What to produce:
Could you reproduce the data below with every "Executar comando" swapped for "Run command", changing nothing else?
++++ Dataset excerpts
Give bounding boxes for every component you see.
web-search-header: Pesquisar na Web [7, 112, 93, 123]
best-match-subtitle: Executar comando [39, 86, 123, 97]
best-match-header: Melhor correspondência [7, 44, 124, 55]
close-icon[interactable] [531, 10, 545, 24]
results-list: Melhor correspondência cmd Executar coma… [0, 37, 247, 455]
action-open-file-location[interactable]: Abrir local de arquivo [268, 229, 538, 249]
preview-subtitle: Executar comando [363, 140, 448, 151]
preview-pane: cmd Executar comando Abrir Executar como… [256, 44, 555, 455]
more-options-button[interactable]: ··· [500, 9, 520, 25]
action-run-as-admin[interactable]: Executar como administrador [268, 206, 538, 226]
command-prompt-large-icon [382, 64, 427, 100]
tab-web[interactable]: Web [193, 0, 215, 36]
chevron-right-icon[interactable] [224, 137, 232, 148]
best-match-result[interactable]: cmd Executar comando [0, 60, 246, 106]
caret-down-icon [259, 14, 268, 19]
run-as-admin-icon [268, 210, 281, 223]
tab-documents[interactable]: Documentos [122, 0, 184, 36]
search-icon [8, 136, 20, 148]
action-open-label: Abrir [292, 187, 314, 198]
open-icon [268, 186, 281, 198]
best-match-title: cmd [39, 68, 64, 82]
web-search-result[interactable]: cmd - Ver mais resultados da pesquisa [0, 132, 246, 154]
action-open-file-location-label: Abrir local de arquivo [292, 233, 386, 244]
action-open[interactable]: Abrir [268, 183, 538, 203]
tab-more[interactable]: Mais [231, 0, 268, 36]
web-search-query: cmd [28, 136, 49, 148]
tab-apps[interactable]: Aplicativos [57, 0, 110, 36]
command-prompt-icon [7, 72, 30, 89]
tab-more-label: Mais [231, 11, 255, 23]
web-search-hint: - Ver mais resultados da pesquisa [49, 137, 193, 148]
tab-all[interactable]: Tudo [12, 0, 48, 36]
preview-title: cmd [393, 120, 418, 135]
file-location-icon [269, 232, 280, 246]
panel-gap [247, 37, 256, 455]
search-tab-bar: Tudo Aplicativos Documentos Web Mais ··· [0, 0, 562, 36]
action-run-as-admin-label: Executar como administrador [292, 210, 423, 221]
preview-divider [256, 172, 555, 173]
++++++++
Exercise answer:
Give bounding boxes for every component you see.
web-search-header: Pesquisar na Web [7, 112, 93, 123]
best-match-subtitle: Run command [39, 86, 123, 97]
best-match-header: Melhor correspondência [7, 44, 124, 55]
close-icon[interactable] [531, 10, 545, 24]
results-list: Melhor correspondência cmd Executar coma… [0, 37, 247, 455]
action-open-file-location[interactable]: Abrir local de arquivo [268, 229, 538, 249]
preview-subtitle: Run command [363, 140, 448, 151]
preview-pane: cmd Run command Abrir Executar como… [256, 44, 555, 455]
more-options-button[interactable]: ··· [500, 9, 520, 25]
action-run-as-admin[interactable]: Executar como administrador [268, 206, 538, 226]
command-prompt-large-icon [382, 64, 427, 100]
tab-web[interactable]: Web [193, 0, 215, 36]
chevron-right-icon[interactable] [224, 137, 232, 148]
best-match-result[interactable]: cmd Run command [0, 60, 246, 106]
caret-down-icon [259, 14, 268, 19]
run-as-admin-icon [268, 210, 281, 223]
tab-documents[interactable]: Documentos [122, 0, 184, 36]
search-icon [8, 136, 20, 148]
action-open-label: Abrir [292, 187, 314, 198]
open-icon [268, 186, 281, 198]
best-match-title: cmd [39, 68, 64, 82]
web-search-result[interactable]: cmd - Ver mais resultados da pesquisa [0, 132, 246, 154]
action-open-file-location-label: Abrir local de arquivo [292, 233, 386, 244]
action-open[interactable]: Abrir [268, 183, 538, 203]
tab-more[interactable]: Mais [231, 0, 268, 36]
web-search-query: cmd [28, 136, 49, 148]
tab-apps[interactable]: Aplicativos [57, 0, 110, 36]
command-prompt-icon [7, 72, 30, 89]
tab-more-label: Mais [231, 11, 255, 23]
web-search-hint: - Ver mais resultados da pesquisa [49, 137, 193, 148]
tab-all[interactable]: Tudo [12, 0, 48, 36]
preview-title: cmd [393, 120, 418, 135]
file-location-icon [269, 232, 280, 246]
panel-gap [247, 37, 256, 455]
search-tab-bar: Tudo Aplicativos Documentos Web Mais ··· [0, 0, 562, 36]
action-run-as-admin-label: Executar como administrador [292, 210, 423, 221]
preview-divider [256, 172, 555, 173]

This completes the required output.